• _What the exercise asks_
Extract every line below, verbatim.

= = = = =

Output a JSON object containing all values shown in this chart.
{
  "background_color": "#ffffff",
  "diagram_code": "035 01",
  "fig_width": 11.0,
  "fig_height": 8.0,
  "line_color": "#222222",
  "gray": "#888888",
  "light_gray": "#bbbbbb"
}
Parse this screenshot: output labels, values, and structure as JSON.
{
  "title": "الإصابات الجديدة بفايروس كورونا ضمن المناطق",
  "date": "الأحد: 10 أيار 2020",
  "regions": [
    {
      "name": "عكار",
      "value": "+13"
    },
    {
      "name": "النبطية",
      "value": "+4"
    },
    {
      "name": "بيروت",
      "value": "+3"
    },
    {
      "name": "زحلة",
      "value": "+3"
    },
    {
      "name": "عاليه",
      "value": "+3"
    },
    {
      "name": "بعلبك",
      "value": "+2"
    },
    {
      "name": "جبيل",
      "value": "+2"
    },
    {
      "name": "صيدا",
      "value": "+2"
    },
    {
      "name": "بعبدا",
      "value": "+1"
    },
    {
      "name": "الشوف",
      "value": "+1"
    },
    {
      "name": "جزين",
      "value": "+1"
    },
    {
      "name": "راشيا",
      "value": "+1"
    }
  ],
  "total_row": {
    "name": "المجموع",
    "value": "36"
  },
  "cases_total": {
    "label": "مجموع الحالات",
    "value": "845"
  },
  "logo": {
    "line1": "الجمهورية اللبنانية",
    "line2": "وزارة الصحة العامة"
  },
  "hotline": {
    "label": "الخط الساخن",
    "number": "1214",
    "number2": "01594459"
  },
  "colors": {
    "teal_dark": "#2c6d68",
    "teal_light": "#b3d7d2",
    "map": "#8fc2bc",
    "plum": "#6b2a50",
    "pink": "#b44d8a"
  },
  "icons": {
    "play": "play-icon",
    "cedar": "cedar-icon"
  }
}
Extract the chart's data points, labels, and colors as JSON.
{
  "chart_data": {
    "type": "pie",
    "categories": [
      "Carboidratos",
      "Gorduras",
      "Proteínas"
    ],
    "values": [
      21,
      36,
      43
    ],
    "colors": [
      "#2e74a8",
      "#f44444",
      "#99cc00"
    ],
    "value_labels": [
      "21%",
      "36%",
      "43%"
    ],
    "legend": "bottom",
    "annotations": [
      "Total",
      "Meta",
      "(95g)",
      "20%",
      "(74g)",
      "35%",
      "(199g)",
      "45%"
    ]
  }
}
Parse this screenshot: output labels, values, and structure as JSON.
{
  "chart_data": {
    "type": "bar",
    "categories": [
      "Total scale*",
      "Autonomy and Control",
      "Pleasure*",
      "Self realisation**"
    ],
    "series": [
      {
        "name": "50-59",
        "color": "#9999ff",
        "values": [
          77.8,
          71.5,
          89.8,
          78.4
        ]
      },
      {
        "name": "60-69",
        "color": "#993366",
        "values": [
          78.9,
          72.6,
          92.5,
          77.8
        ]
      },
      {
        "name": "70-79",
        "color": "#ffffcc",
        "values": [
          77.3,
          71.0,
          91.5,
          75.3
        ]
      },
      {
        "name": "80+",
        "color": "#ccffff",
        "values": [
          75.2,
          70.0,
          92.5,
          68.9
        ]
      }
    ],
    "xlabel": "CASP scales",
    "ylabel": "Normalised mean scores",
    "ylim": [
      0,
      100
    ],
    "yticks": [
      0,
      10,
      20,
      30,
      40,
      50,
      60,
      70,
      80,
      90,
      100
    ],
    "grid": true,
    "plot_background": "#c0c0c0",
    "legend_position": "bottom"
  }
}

= = = = =

• _Written solution_
Output a JSON object containing all values shown in this chart.
{
  "background_color": "#ffffff",
  "diagram_code": "035 01",
  "fig_width": 11.0,
  "fig_height": 8.0,
  "line_color": "#222222",
  "gray": "#888888",
  "light_gray": "#bbbbbb"
}
Parse this screenshot: output labels, values, and structure as JSON.
{
  "title": "الإصابات الجديدة بفايروس كورونا ضمن المناطق",
  "date": "الأحد: 10 أيار 2020",
  "regions": [
    {
      "name": "عكار",
      "value": "+13"
    },
    {
      "name": "النبطية",
      "value": "+4"
    },
    {
      "name": "بيروت",
      "value": "+3"
    },
    {
      "name": "زحلة",
      "value": "+3"
    },
    {
      "name": "عاليه",
      "value": "+3"
    },
    {
      "name": "بعلبك",
      "value": "+2"
    },
    {
      "name": "جبيل",
      "value": "+2"
    },
    {
      "name": "صيدا",
      "value": "+2"
    },
    {
      "name": "بعبدا",
      "value": "+1"
    },
    {
      "name": "الشوف",
      "value": "+1"
    },
    {
      "name": "جزين",
      "value": "+1"
    },
    {
      "name": "راشيا",
      "value": "+1"
    }
  ],
  "total_row": {
    "name": "المجموع",
    "value": "36"
  },
  "cases_total": {
    "label": "مجموع الحالات",
    "value": "845"
  },
  "logo": {
    "line1": "الجمهورية اللبنانية",
    "line2": "وزارة الصحة العامة"
  },
  "hotline": {
    "label": "الخط الساخن",
    "number": "1214",
    "number2": "01594459"
  },
  "colors": {
    "teal_dark": "#2c6d68",
    "teal_light": "#b3d7d2",
    "map": "#8fc2bc",
    "plum": "#6b2a50",
    "pink": "#b44d8a"
  },
  "icons": {
    "play": "play-icon",
    "cedar": "cedar-icon"
  }
}
Extract the chart's data points, labels, and colors as JSON.
{
  "chart_data": {
    "type": "pie",
    "categories": [
      "Carboidratos",
      "Gorduras",
      "Proteínas"
    ],
    "values": [
      21,
      36,
      43
    ],
    "colors": [
      "#2e74a8",
      "#f44444",
      "#99cc00"
    ],
    "value_labels": [
      "21%",
      "36%",
      "43%"
    ],
    "legend": "bottom",
    "annotations": [
      "Total",
      "Meta",
      "(95g)",
      "20%",
      "(74g)",
      "35%",
      "(199g)",
      "45%"
    ]
  }
}
Parse this screenshot: output labels, values, and structure as JSON.
{
  "chart_data": {
    "type": "bar",
    "categories": [
      "Total scale*",
      "Autonomy and Control",
      "Pleasure*",
      "Self realisation**"
    ],
    "series": [
      {
        "name": "50-59",
        "color": "#9999ff",
        "values": [
          77.8,
          71.5,
          89.8,
          78.4
        ]
      },
      {
        "name": "60-69",
        "color": "#993366",
        "values": [
          78.9,
          72.6,
          92.5,
          77.8
        ]
      },
      {
        "name": "70-79",
        "color": "#ffffcc",
        "values": [
          77.3,
          71.0,
          91.5,
          75.3
        ]
      },
      {
        "name": "80+",
        "color": "#ccffff",
        "values": [
          75.2,
          70.0,
          92.5,
          68.9
        ]
      }
    ],
    "xlabel": "CASP scales",
    "ylabel": "Normalised mean scores",
    "ylim": [
      0,
      100
    ],
    "yticks": [
      0,
      10,
      20,
      30,
      40,
      50,
      60,
      70,
      80,
      90,
      100
    ],
    "grid": true,
    "plot_background": "#c0c0c0",
    "legend_position": "bottom"
  }
}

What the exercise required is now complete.